• _YOUR OBJECTIVE_
Reproduce the material in full, exactly as written.

• _INFORMATION SHOWN_
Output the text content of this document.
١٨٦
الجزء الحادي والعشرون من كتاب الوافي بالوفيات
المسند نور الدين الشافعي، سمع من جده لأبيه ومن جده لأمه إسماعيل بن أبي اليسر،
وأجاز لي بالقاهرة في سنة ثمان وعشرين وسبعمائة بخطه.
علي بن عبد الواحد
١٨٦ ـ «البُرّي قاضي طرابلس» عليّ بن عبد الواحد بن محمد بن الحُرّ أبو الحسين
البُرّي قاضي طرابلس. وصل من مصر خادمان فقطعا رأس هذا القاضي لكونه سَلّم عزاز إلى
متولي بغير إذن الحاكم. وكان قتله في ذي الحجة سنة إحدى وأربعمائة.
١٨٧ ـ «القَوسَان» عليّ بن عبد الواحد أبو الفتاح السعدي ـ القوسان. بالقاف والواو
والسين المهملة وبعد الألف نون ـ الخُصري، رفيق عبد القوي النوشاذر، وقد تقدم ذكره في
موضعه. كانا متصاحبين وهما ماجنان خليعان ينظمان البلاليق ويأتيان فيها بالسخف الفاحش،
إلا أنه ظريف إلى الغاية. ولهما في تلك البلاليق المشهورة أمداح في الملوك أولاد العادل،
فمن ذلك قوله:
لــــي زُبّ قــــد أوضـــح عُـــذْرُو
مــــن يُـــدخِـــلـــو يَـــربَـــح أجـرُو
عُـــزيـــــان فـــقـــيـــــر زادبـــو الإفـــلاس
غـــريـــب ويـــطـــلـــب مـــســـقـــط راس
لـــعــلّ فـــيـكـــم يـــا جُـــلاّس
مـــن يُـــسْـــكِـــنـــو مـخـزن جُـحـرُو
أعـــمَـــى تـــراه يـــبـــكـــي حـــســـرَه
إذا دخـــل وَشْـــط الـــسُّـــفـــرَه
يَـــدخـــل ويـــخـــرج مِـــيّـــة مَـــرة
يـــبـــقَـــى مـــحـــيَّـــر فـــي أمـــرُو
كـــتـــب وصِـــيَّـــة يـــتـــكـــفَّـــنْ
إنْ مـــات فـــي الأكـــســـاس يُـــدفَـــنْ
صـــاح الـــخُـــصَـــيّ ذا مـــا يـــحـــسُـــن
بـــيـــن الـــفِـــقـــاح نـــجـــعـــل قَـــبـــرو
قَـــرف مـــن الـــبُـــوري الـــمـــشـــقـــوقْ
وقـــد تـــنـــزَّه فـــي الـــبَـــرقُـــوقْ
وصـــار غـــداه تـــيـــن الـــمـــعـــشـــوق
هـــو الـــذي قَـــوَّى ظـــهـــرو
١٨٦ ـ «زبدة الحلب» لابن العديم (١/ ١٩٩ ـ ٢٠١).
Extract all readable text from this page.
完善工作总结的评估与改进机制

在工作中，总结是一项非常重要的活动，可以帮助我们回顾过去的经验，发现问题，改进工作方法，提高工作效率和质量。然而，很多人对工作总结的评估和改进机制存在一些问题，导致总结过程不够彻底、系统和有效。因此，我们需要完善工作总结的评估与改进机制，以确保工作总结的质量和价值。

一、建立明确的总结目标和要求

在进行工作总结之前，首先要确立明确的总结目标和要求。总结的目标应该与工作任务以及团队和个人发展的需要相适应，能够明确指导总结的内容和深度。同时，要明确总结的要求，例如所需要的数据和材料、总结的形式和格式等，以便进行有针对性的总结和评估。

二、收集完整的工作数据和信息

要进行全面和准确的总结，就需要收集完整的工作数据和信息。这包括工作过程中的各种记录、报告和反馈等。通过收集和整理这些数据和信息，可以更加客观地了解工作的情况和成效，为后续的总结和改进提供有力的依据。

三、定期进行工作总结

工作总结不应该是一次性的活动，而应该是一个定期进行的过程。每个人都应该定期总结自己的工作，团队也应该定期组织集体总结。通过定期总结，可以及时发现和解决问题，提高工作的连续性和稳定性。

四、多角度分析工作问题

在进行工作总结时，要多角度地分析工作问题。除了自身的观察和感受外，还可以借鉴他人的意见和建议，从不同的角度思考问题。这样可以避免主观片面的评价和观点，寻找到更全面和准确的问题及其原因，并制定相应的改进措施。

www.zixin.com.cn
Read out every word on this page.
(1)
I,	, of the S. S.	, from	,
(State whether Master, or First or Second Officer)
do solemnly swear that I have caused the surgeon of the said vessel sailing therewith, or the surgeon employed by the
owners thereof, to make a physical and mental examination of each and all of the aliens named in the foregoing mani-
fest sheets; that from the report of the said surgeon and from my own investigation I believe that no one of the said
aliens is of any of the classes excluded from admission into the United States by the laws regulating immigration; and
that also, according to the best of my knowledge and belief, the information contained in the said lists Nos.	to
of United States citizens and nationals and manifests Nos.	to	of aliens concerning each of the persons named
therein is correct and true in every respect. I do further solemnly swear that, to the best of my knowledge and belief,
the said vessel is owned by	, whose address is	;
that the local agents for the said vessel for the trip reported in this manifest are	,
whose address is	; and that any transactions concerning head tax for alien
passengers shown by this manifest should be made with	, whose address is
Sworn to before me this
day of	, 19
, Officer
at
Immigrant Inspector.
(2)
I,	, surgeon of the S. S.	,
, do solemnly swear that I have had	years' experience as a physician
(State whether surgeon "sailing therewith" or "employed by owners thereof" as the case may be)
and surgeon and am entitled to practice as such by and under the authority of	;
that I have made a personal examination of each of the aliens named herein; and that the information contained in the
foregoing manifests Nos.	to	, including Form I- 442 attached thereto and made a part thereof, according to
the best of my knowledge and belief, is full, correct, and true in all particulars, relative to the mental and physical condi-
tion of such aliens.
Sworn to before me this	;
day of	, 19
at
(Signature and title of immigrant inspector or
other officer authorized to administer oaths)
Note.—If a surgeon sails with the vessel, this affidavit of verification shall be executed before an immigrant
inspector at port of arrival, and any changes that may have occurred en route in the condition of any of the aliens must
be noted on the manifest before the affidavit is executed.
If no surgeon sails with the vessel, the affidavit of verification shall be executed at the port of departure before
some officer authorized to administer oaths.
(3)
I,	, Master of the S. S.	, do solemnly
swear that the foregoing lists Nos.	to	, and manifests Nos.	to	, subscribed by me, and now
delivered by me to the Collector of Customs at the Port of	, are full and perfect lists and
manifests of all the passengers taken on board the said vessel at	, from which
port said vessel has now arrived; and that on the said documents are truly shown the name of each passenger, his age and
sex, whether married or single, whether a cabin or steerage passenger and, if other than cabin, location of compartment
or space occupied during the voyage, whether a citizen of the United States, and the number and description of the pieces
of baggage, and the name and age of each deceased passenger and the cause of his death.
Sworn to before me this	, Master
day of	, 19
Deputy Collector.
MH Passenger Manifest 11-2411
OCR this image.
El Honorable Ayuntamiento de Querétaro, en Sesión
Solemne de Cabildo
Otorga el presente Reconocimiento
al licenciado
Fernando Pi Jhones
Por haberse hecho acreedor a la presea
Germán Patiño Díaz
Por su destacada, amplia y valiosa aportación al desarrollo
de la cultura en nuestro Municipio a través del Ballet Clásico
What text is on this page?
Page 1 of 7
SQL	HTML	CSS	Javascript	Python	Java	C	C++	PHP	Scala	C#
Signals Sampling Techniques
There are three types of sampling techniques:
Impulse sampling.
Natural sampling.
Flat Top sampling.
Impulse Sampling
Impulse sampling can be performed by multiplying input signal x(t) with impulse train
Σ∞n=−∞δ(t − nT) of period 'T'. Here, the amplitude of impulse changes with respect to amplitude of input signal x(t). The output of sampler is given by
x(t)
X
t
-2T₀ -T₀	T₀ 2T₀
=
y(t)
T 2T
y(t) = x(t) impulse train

• _THE RESULT_
Output the text content of this document.
١٨٦
الجزء الحادي والعشرون من كتاب الوافي بالوفيات
المسند نور الدين الشافعي، سمع من جده لأبيه ومن جده لأمه إسماعيل بن أبي اليسر،
وأجاز لي بالقاهرة في سنة ثمان وعشرين وسبعمائة بخطه.
علي بن عبد الواحد
١٨٦ ـ «البُرّي قاضي طرابلس» عليّ بن عبد الواحد بن محمد بن الحُرّ أبو الحسين
البُرّي قاضي طرابلس. وصل من مصر خادمان فقطعا رأس هذا القاضي لكونه سَلّم عزاز إلى
متولي بغير إذن الحاكم. وكان قتله في ذي الحجة سنة إحدى وأربعمائة.
١٨٧ ـ «القَوسَان» عليّ بن عبد الواحد أبو الفتاح السعدي ـ القوسان. بالقاف والواو
والسين المهملة وبعد الألف نون ـ الخُصري، رفيق عبد القوي النوشاذر، وقد تقدم ذكره في
موضعه. كانا متصاحبين وهما ماجنان خليعان ينظمان البلاليق ويأتيان فيها بالسخف الفاحش،
إلا أنه ظريف إلى الغاية. ولهما في تلك البلاليق المشهورة أمداح في الملوك أولاد العادل،
فمن ذلك قوله:
لــــي زُبّ قــــد أوضـــح عُـــذْرُو
مــــن يُـــدخِـــلـــو يَـــربَـــح أجـرُو
عُـــزيـــــان فـــقـــيـــــر زادبـــو الإفـــلاس
غـــريـــب ويـــطـــلـــب مـــســـقـــط راس
لـــعــلّ فـــيـكـــم يـــا جُـــلاّس
مـــن يُـــسْـــكِـــنـــو مـخـزن جُـحـرُو
أعـــمَـــى تـــراه يـــبـــكـــي حـــســـرَه
إذا دخـــل وَشْـــط الـــسُّـــفـــرَه
يَـــدخـــل ويـــخـــرج مِـــيّـــة مَـــرة
يـــبـــقَـــى مـــحـــيَّـــر فـــي أمـــرُو
كـــتـــب وصِـــيَّـــة يـــتـــكـــفَّـــنْ
إنْ مـــات فـــي الأكـــســـاس يُـــدفَـــنْ
صـــاح الـــخُـــصَـــيّ ذا مـــا يـــحـــسُـــن
بـــيـــن الـــفِـــقـــاح نـــجـــعـــل قَـــبـــرو
قَـــرف مـــن الـــبُـــوري الـــمـــشـــقـــوقْ
وقـــد تـــنـــزَّه فـــي الـــبَـــرقُـــوقْ
وصـــار غـــداه تـــيـــن الـــمـــعـــشـــوق
هـــو الـــذي قَـــوَّى ظـــهـــرو
١٨٦ ـ «زبدة الحلب» لابن العديم (١/ ١٩٩ ـ ٢٠١).
Extract all readable text from this page.
完善工作总结的评估与改进机制

在工作中，总结是一项非常重要的活动，可以帮助我们回顾过去的经验，发现问题，改进工作方法，提高工作效率和质量。然而，很多人对工作总结的评估和改进机制存在一些问题，导致总结过程不够彻底、系统和有效。因此，我们需要完善工作总结的评估与改进机制，以确保工作总结的质量和价值。

一、建立明确的总结目标和要求

在进行工作总结之前，首先要确立明确的总结目标和要求。总结的目标应该与工作任务以及团队和个人发展的需要相适应，能够明确指导总结的内容和深度。同时，要明确总结的要求，例如所需要的数据和材料、总结的形式和格式等，以便进行有针对性的总结和评估。

二、收集完整的工作数据和信息

要进行全面和准确的总结，就需要收集完整的工作数据和信息。这包括工作过程中的各种记录、报告和反馈等。通过收集和整理这些数据和信息，可以更加客观地了解工作的情况和成效，为后续的总结和改进提供有力的依据。

三、定期进行工作总结

工作总结不应该是一次性的活动，而应该是一个定期进行的过程。每个人都应该定期总结自己的工作，团队也应该定期组织集体总结。通过定期总结，可以及时发现和解决问题，提高工作的连续性和稳定性。

四、多角度分析工作问题

在进行工作总结时，要多角度地分析工作问题。除了自身的观察和感受外，还可以借鉴他人的意见和建议，从不同的角度思考问题。这样可以避免主观片面的评价和观点，寻找到更全面和准确的问题及其原因，并制定相应的改进措施。

www.zixin.com.cn
Read out every word on this page.
(1)
I,	, of the S. S.	, from	,
(State whether Master, or First or Second Officer)
do solemnly swear that I have caused the surgeon of the said vessel sailing therewith, or the surgeon employed by the
owners thereof, to make a physical and mental examination of each and all of the aliens named in the foregoing mani-
fest sheets; that from the report of the said surgeon and from my own investigation I believe that no one of the said
aliens is of any of the classes excluded from admission into the United States by the laws regulating immigration; and
that also, according to the best of my knowledge and belief, the information contained in the said lists Nos.	to
of United States citizens and nationals and manifests Nos.	to	of aliens concerning each of the persons named
therein is correct and true in every respect. I do further solemnly swear that, to the best of my knowledge and belief,
the said vessel is owned by	, whose address is	;
that the local agents for the said vessel for the trip reported in this manifest are	,
whose address is	; and that any transactions concerning head tax for alien
passengers shown by this manifest should be made with	, whose address is
Sworn to before me this
day of	, 19
, Officer
at
Immigrant Inspector.
(2)
I,	, surgeon of the S. S.	,
, do solemnly swear that I have had	years' experience as a physician
(State whether surgeon "sailing therewith" or "employed by owners thereof" as the case may be)
and surgeon and am entitled to practice as such by and under the authority of	;
that I have made a personal examination of each of the aliens named herein; and that the information contained in the
foregoing manifests Nos.	to	, including Form I- 442 attached thereto and made a part thereof, according to
the best of my knowledge and belief, is full, correct, and true in all particulars, relative to the mental and physical condi-
tion of such aliens.
Sworn to before me this	;
day of	, 19
at
(Signature and title of immigrant inspector or
other officer authorized to administer oaths)
Note.—If a surgeon sails with the vessel, this affidavit of verification shall be executed before an immigrant
inspector at port of arrival, and any changes that may have occurred en route in the condition of any of the aliens must
be noted on the manifest before the affidavit is executed.
If no surgeon sails with the vessel, the affidavit of verification shall be executed at the port of departure before
some officer authorized to administer oaths.
(3)
I,	, Master of the S. S.	, do solemnly
swear that the foregoing lists Nos.	to	, and manifests Nos.	to	, subscribed by me, and now
delivered by me to the Collector of Customs at the Port of	, are full and perfect lists and
manifests of all the passengers taken on board the said vessel at	, from which
port said vessel has now arrived; and that on the said documents are truly shown the name of each passenger, his age and
sex, whether married or single, whether a cabin or steerage passenger and, if other than cabin, location of compartment
or space occupied during the voyage, whether a citizen of the United States, and the number and description of the pieces
of baggage, and the name and age of each deceased passenger and the cause of his death.
Sworn to before me this	, Master
day of	, 19
Deputy Collector.
MH Passenger Manifest 11-2411
OCR this image.
El Honorable Ayuntamiento de Querétaro, en Sesión
Solemne de Cabildo
Otorga el presente Reconocimiento
al licenciado
Fernando Pi Jhones
Por haberse hecho acreedor a la presea
Germán Patiño Díaz
Por su destacada, amplia y valiosa aportación al desarrollo
de la cultura en nuestro Municipio a través del Ballet Clásico
What text is on this page?
Page 1 of 7
SQL	HTML	CSS	Javascript	Python	Java	C	C++	PHP	Scala	C#
Signals Sampling Techniques
There are three types of sampling techniques:
Impulse sampling.
Natural sampling.
Flat Top sampling.
Impulse Sampling
Impulse sampling can be performed by multiplying input signal x(t) with impulse train
Σ∞n=−∞δ(t − nT) of period 'T'. Here, the amplitude of impulse changes with respect to amplitude of input signal x(t). The output of sampler is given by
x(t)
X
t
-2T₀ -T₀	T₀ 2T₀
=
y(t)
T 2T
y(t) = x(t) impulse train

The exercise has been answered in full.